-- Aim of the task --
Reproduce every entry that follows word for word, but omit the images.

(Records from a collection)
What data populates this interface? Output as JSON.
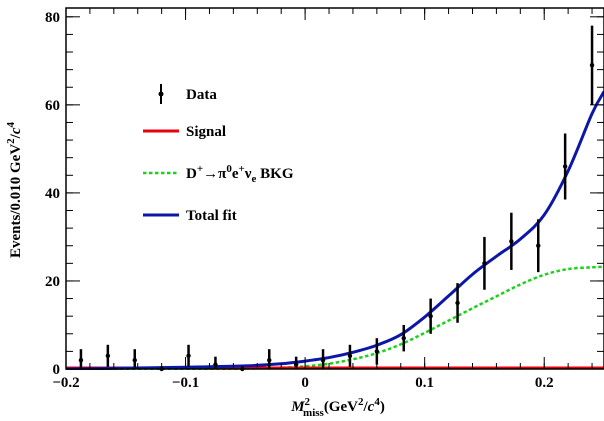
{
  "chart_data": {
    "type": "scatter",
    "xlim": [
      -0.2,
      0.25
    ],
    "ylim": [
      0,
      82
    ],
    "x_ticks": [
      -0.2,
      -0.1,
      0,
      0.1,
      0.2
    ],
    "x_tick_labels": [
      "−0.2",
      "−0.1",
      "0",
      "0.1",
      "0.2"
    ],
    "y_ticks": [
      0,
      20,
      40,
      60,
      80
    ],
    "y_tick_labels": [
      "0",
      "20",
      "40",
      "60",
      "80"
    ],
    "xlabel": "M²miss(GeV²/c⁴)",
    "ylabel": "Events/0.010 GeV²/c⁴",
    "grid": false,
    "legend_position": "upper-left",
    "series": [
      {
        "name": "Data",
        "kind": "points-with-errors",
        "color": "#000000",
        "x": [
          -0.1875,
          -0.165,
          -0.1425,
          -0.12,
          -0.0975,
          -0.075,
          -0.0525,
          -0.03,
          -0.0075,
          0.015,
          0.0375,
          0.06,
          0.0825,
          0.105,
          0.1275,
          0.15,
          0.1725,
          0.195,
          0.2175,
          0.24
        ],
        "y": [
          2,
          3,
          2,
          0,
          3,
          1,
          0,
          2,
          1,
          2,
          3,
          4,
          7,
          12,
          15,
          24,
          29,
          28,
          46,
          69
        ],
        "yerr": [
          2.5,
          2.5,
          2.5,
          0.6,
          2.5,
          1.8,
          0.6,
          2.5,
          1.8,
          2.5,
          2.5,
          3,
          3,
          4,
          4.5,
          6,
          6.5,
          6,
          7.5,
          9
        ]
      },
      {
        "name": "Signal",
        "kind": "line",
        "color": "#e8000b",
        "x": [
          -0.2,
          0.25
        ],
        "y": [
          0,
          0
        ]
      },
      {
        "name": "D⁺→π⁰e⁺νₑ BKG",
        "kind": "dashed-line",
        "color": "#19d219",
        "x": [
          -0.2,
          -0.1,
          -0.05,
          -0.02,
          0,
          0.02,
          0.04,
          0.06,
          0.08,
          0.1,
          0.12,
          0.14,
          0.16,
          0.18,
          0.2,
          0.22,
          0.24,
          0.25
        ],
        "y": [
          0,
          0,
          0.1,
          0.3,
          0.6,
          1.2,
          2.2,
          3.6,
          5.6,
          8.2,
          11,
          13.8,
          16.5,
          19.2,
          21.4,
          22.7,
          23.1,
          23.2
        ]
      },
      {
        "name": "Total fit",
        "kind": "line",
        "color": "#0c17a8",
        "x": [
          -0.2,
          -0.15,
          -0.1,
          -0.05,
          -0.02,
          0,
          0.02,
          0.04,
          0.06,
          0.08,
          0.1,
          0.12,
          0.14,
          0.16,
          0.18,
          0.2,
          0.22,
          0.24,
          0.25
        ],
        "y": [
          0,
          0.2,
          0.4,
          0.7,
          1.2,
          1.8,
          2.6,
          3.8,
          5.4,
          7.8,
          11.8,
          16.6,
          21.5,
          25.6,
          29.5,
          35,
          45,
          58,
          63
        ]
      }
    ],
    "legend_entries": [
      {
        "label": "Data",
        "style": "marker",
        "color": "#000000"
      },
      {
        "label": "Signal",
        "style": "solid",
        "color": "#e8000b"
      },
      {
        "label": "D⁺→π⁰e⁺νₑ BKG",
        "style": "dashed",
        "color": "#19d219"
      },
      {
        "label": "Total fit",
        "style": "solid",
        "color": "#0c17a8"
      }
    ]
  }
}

-- Worked solution --
What data populates this interface? Output as JSON.
{
  "chart_data": {
    "type": "scatter",
    "xlim": [
      -0.2,
      0.25
    ],
    "ylim": [
      0,
      82
    ],
    "x_ticks": [
      -0.2,
      -0.1,
      0,
      0.1,
      0.2
    ],
    "x_tick_labels": [
      "−0.2",
      "−0.1",
      "0",
      "0.1",
      "0.2"
    ],
    "y_ticks": [
      0,
      20,
      40,
      60,
      80
    ],
    "y_tick_labels": [
      "0",
      "20",
      "40",
      "60",
      "80"
    ],
    "xlabel": "M²miss(GeV²/c⁴)",
    "ylabel": "Events/0.010 GeV²/c⁴",
    "grid": false,
    "legend_position": "upper-left",
    "series": [
      {
        "name": "Data",
        "kind": "points-with-errors",
        "color": "#000000",
        "x": [
          -0.1875,
          -0.165,
          -0.1425,
          -0.12,
          -0.0975,
          -0.075,
          -0.0525,
          -0.03,
          -0.0075,
          0.015,
          0.0375,
          0.06,
          0.0825,
          0.105,
          0.1275,
          0.15,
          0.1725,
          0.195,
          0.2175,
          0.24
        ],
        "y": [
          2,
          3,
          2,
          0,
          3,
          1,
          0,
          2,
          1,
          2,
          3,
          4,
          7,
          12,
          15,
          24,
          29,
          28,
          46,
          69
        ],
        "yerr": [
          2.5,
          2.5,
          2.5,
          0.6,
          2.5,
          1.8,
          0.6,
          2.5,
          1.8,
          2.5,
          2.5,
          3,
          3,
          4,
          4.5,
          6,
          6.5,
          6,
          7.5,
          9
        ]
      },
      {
        "name": "Signal",
        "kind": "line",
        "color": "#e8000b",
        "x": [
          -0.2,
          0.25
        ],
        "y": [
          0,
          0
        ]
      },
      {
        "name": "D⁺→π⁰e⁺νₑ BKG",
        "kind": "dashed-line",
        "color": "#19d219",
        "x": [
          -0.2,
          -0.1,
          -0.05,
          -0.02,
          0,
          0.02,
          0.04,
          0.06,
          0.08,
          0.1,
          0.12,
          0.14,
          0.16,
          0.18,
          0.2,
          0.22,
          0.24,
          0.25
        ],
        "y": [
          0,
          0,
          0.1,
          0.3,
          0.6,
          1.2,
          2.2,
          3.6,
          5.6,
          8.2,
          11,
          13.8,
          16.5,
          19.2,
          21.4,
          22.7,
          23.1,
          23.2
        ]
      },
      {
        "name": "Total fit",
        "kind": "line",
        "color": "#0c17a8",
        "x": [
          -0.2,
          -0.15,
          -0.1,
          -0.05,
          -0.02,
          0,
          0.02,
          0.04,
          0.06,
          0.08,
          0.1,
          0.12,
          0.14,
          0.16,
          0.18,
          0.2,
          0.22,
          0.24,
          0.25
        ],
        "y": [
          0,
          0.2,
          0.4,
          0.7,
          1.2,
          1.8,
          2.6,
          3.8,
          5.4,
          7.8,
          11.8,
          16.6,
          21.5,
          25.6,
          29.5,
          35,
          45,
          58,
          63
        ]
      }
    ],
    "legend_entries": [
      {
        "label": "Data",
        "style": "marker",
        "color": "#000000"
      },
      {
        "label": "Signal",
        "style": "solid",
        "color": "#e8000b"
      },
      {
        "label": "D⁺→π⁰e⁺νₑ BKG",
        "style": "dashed",
        "color": "#19d219"
      },
      {
        "label": "Total fit",
        "style": "solid",
        "color": "#0c17a8"
      }
    ]
  }
}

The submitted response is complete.